_Directions_.
Every line of the data that contains the string "realizzati" must be copied.

_Entries shown_.
---
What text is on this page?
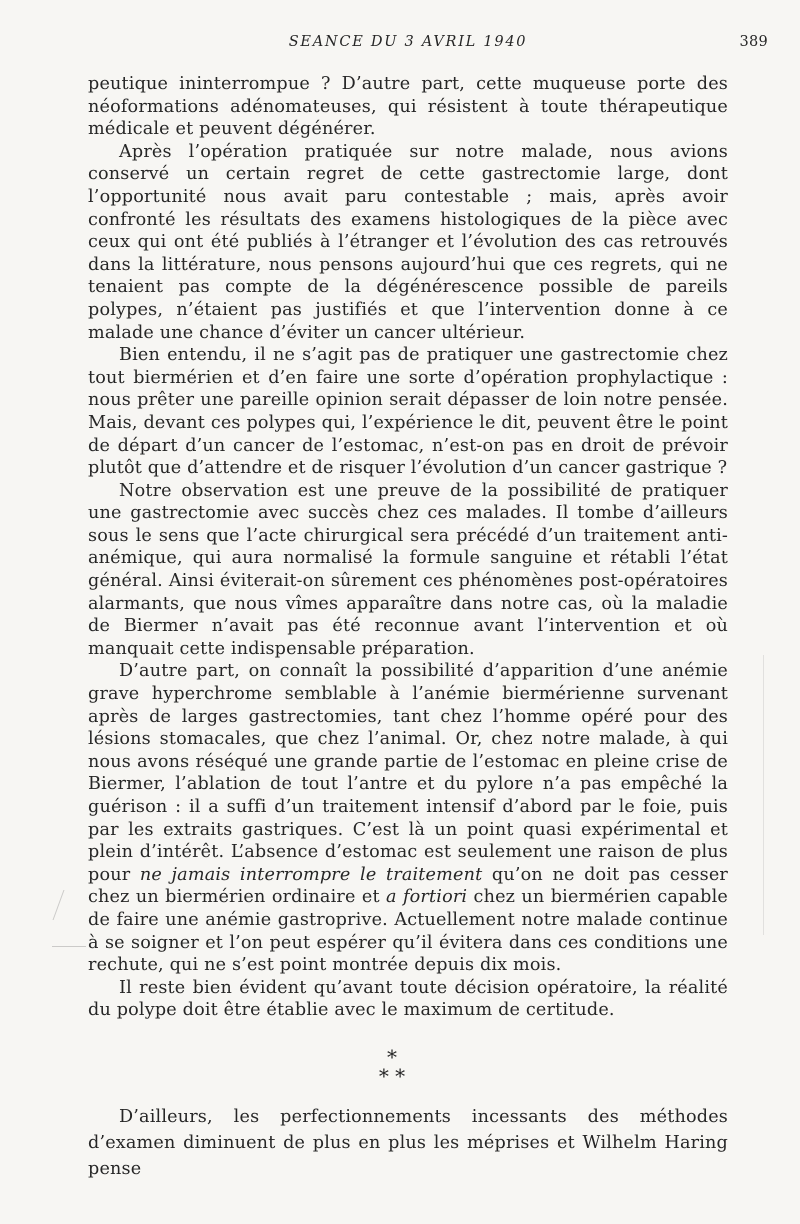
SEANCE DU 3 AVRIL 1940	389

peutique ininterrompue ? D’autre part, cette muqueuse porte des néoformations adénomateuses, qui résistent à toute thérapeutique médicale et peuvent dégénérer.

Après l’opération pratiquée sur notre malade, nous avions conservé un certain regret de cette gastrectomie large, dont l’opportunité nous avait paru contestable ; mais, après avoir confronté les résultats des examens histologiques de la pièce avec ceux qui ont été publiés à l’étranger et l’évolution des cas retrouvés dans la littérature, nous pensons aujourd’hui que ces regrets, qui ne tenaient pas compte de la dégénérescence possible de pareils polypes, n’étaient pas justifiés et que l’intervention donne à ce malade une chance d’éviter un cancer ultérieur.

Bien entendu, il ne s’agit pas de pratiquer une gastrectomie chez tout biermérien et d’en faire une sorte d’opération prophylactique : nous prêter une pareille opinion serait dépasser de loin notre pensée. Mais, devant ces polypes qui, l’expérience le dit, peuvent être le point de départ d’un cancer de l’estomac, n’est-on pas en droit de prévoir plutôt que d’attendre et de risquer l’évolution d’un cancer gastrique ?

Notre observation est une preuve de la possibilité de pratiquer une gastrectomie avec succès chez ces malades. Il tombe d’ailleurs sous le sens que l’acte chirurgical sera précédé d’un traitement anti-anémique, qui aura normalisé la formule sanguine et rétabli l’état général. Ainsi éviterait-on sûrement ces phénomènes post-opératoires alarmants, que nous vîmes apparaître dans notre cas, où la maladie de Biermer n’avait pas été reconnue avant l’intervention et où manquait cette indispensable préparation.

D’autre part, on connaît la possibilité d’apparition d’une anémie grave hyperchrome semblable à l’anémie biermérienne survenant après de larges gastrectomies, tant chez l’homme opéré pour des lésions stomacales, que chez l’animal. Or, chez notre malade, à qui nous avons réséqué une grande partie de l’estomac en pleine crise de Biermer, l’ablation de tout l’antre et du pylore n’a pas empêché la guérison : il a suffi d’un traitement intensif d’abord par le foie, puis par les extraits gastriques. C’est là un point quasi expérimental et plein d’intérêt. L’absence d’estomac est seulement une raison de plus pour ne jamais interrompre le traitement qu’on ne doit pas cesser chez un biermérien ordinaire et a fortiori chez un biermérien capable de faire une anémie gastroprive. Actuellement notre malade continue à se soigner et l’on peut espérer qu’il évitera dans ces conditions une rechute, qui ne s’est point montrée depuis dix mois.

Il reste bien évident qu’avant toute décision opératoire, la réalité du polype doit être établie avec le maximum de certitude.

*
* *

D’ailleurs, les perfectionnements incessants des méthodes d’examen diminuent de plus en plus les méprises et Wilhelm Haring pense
---
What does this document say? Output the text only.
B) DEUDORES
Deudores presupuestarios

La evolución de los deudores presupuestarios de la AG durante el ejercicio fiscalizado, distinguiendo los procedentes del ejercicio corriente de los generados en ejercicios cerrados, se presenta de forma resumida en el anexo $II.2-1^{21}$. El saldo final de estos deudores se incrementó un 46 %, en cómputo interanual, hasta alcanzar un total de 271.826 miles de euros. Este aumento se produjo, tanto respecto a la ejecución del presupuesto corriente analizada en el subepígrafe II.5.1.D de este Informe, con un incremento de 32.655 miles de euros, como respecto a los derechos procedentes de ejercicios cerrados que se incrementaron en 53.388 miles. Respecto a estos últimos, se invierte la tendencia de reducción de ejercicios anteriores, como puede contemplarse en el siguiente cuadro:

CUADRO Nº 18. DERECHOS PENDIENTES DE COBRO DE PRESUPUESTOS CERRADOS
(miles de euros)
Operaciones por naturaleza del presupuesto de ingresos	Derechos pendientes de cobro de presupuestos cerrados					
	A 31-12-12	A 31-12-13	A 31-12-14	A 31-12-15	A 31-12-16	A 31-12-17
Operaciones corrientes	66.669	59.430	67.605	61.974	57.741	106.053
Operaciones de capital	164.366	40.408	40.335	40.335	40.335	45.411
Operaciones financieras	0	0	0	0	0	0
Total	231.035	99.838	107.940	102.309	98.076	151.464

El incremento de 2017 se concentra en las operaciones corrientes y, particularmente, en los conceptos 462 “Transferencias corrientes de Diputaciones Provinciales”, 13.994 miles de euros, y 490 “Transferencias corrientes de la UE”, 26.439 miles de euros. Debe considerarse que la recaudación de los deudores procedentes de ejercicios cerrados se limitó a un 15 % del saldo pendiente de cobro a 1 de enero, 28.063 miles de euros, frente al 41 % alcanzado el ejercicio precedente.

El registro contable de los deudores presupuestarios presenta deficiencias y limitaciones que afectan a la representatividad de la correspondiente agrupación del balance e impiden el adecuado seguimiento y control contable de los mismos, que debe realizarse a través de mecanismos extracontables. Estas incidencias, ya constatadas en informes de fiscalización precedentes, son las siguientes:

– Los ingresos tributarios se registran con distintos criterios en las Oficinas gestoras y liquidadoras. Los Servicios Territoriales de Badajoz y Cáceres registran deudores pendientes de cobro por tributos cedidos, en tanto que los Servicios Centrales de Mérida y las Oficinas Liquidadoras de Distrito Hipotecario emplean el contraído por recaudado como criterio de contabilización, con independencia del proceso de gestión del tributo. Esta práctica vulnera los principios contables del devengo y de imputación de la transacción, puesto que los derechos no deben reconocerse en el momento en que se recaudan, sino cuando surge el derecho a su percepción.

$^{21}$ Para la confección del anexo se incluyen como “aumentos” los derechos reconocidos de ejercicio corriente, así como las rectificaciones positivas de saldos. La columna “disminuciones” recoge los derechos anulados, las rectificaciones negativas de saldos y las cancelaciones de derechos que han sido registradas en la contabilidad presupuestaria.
---
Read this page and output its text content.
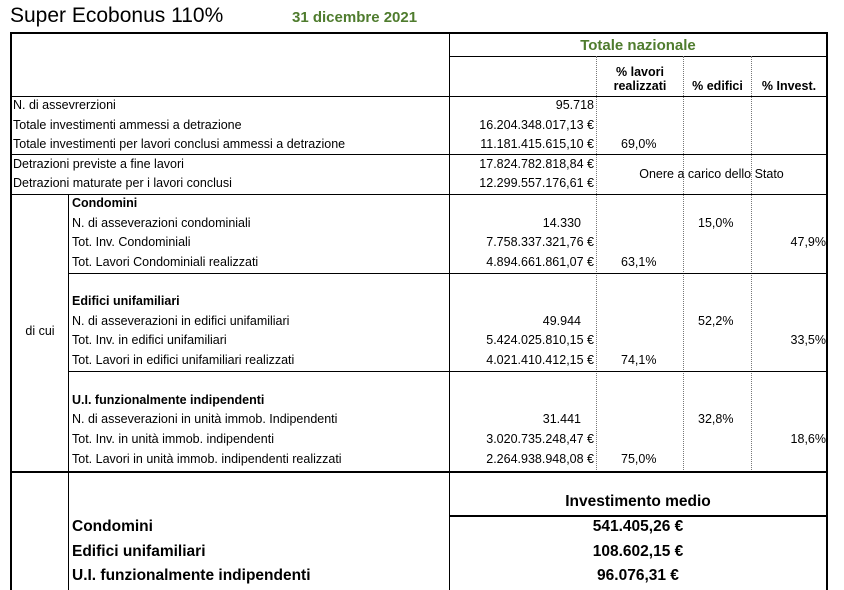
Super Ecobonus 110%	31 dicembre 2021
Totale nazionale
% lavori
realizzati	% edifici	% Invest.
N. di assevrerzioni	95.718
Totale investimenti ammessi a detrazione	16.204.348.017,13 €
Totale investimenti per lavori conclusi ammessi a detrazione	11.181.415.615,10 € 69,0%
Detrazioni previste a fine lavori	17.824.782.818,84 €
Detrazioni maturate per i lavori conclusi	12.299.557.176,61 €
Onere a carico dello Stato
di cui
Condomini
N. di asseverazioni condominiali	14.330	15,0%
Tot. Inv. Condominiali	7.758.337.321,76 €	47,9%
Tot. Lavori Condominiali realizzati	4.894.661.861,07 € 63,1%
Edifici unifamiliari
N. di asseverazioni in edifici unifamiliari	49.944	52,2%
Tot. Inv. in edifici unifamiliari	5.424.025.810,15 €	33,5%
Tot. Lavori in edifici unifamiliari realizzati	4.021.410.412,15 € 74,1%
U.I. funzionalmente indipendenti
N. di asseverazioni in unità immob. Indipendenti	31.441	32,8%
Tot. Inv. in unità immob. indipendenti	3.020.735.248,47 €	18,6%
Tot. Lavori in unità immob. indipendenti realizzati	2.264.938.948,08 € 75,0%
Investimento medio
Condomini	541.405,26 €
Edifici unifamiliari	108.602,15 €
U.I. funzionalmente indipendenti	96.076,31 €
---
_Task response_.
realizzati	% edifici	% Invest.
Tot. Lavori Condominiali realizzati	4.894.661.861,07 € 63,1%
Tot. Lavori in edifici unifamiliari realizzati	4.021.410.412,15 € 74,1%
Tot. Lavori in unità immob. indipendenti realizzati	2.264.938.948,08 € 75,0%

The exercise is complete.